[Data excerpts]
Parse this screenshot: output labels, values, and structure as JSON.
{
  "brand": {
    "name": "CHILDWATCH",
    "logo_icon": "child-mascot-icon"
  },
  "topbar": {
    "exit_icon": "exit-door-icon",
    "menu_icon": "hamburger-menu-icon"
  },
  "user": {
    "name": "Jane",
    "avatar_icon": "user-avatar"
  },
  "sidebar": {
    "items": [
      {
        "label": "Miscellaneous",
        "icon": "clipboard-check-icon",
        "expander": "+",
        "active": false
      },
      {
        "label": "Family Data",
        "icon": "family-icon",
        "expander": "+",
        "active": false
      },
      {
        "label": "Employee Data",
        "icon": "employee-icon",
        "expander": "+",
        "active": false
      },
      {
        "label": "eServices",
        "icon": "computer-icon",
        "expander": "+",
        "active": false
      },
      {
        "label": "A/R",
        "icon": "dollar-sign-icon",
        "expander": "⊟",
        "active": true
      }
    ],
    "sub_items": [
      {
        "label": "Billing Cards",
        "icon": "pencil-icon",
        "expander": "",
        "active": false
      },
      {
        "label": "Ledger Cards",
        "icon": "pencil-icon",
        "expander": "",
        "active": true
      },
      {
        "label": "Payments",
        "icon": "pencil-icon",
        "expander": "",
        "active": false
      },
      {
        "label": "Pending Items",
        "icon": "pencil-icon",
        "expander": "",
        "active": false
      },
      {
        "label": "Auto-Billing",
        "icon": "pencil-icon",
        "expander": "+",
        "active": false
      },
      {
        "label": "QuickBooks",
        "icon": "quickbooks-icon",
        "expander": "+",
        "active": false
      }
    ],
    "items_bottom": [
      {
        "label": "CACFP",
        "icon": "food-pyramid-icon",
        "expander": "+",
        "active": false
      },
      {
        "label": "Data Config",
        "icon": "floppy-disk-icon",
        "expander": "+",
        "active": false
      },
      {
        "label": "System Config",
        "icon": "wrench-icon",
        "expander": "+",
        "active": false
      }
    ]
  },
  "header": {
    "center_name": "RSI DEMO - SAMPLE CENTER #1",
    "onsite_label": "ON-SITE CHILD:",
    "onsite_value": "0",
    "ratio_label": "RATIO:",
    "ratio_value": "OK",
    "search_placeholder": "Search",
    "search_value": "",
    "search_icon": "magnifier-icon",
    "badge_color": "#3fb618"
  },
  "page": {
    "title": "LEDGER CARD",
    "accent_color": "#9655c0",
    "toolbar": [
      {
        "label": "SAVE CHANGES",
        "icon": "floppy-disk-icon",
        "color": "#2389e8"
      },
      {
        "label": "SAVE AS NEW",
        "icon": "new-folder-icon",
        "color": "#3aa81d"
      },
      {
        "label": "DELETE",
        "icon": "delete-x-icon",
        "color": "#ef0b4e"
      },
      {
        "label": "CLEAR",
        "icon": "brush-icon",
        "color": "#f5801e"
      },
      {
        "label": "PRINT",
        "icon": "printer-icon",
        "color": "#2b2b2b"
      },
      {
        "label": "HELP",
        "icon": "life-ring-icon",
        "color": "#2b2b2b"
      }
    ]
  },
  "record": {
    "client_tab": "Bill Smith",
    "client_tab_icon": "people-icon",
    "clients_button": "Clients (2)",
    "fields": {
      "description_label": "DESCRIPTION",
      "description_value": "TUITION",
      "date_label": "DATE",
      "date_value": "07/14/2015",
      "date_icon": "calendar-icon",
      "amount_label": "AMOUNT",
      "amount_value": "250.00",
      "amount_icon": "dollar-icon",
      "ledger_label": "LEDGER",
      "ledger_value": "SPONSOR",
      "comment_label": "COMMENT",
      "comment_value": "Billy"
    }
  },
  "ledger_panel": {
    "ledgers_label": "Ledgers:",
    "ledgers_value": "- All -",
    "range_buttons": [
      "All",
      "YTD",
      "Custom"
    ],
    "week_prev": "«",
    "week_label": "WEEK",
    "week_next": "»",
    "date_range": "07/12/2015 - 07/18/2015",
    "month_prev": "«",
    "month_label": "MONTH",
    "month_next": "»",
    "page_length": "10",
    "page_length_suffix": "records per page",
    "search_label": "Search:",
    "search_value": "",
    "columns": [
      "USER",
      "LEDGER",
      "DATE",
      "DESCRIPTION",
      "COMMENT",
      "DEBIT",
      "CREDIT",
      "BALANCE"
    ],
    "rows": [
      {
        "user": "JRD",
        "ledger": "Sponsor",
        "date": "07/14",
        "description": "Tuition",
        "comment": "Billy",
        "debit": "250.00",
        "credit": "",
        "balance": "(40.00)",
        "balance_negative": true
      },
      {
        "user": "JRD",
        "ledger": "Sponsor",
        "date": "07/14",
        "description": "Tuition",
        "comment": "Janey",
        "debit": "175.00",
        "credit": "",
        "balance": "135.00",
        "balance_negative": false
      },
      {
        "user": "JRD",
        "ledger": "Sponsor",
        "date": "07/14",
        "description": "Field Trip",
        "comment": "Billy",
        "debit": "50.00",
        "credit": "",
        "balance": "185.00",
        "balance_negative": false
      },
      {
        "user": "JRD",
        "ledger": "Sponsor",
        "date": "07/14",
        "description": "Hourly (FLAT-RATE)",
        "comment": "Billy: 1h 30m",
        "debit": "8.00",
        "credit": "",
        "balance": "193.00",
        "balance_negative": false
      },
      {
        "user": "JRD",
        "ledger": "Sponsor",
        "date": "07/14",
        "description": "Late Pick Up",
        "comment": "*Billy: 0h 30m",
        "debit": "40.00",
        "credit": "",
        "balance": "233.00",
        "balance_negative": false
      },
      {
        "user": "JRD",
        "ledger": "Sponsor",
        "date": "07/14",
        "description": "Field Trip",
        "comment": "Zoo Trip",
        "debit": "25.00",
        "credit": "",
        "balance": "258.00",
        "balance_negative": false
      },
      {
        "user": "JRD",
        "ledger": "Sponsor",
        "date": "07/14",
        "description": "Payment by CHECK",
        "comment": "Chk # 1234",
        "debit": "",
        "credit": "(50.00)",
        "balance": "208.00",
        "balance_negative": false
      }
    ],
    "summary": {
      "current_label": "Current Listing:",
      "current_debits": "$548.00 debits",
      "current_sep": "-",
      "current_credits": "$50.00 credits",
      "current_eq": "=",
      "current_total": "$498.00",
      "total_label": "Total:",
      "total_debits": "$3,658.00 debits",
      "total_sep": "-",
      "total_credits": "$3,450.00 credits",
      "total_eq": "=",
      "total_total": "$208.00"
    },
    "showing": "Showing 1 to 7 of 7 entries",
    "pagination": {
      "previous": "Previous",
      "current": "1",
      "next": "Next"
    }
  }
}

__SET PROBLEM__: Examine the records and pull out every line where the string "Cards" occurs.

__RESPONSE TO THIS EXERCISE__:
        "label": "Billing Cards",
        "label": "Ledger Cards",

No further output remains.